Extract the full set of records, then give each one again exactly.

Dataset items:
· · · · ·

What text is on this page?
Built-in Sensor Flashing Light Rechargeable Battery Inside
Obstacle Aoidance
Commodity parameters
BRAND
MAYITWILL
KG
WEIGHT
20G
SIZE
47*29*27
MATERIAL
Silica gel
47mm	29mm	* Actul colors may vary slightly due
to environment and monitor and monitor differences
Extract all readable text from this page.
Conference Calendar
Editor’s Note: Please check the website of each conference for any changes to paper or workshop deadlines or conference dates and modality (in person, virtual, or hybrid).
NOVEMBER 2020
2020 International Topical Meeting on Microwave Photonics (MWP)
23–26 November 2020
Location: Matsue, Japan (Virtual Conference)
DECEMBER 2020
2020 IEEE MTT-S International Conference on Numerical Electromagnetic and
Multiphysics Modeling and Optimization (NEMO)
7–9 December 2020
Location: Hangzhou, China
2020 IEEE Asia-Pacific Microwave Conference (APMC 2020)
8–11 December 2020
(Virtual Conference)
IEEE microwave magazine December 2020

· · · · ·

Answer for this exercise:
What text is on this page?
Built-in Sensor Flashing Light Rechargeable Battery Inside
Obstacle Aoidance
Commodity parameters
BRAND
MAYITWILL
KG
WEIGHT
20G
SIZE
47*29*27
MATERIAL
Silica gel
47mm	29mm	* Actul colors may vary slightly due
to environment and monitor and monitor differences
Extract all readable text from this page.
Conference Calendar
Editor’s Note: Please check the website of each conference for any changes to paper or workshop deadlines or conference dates and modality (in person, virtual, or hybrid).
NOVEMBER 2020
2020 International Topical Meeting on Microwave Photonics (MWP)
23–26 November 2020
Location: Matsue, Japan (Virtual Conference)
DECEMBER 2020
2020 IEEE MTT-S International Conference on Numerical Electromagnetic and
Multiphysics Modeling and Optimization (NEMO)
7–9 December 2020
Location: Hangzhou, China
2020 IEEE Asia-Pacific Microwave Conference (APMC 2020)
8–11 December 2020
(Virtual Conference)
IEEE microwave magazine December 2020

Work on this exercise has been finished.